Records shown:
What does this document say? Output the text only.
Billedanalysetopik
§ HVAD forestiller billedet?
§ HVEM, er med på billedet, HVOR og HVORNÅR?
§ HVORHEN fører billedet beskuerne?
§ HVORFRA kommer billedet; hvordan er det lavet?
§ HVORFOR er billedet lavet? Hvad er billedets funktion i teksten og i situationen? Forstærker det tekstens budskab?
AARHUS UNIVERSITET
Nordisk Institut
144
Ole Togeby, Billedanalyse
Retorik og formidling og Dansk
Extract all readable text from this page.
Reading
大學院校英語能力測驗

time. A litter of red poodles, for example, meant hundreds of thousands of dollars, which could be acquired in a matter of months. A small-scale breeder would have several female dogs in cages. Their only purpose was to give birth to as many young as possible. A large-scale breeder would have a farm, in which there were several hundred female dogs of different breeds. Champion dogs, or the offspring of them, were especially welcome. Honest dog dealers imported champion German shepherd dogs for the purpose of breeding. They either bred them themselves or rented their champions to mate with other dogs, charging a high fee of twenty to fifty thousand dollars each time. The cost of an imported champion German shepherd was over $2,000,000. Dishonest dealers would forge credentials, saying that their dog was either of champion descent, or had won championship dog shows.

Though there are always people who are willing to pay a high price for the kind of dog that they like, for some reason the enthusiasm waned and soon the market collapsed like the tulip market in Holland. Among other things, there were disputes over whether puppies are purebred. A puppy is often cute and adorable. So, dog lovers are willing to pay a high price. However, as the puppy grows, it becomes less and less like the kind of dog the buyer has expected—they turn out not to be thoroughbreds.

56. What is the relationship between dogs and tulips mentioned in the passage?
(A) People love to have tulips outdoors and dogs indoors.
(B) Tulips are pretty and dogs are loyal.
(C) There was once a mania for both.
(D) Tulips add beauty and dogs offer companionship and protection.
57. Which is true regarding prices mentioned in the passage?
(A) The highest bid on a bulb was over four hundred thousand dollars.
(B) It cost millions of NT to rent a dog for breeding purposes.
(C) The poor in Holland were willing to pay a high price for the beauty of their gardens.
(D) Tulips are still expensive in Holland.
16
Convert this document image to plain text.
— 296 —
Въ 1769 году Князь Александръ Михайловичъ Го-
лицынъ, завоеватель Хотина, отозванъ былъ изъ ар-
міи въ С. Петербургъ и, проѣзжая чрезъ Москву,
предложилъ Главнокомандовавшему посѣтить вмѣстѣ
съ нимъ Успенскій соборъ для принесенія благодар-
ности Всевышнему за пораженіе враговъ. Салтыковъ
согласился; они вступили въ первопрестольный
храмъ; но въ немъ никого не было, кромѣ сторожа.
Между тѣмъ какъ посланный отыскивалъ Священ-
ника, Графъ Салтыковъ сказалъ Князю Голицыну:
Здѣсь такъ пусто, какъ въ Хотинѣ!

Instructions to follow: Go through the data and gather every line that holds "Салтыковъ".

Task output:
ности Всевышнему за пораженіе враговъ. Салтыковъ
ника, Графъ Салтыковъ сказалъ Князю Голицыну:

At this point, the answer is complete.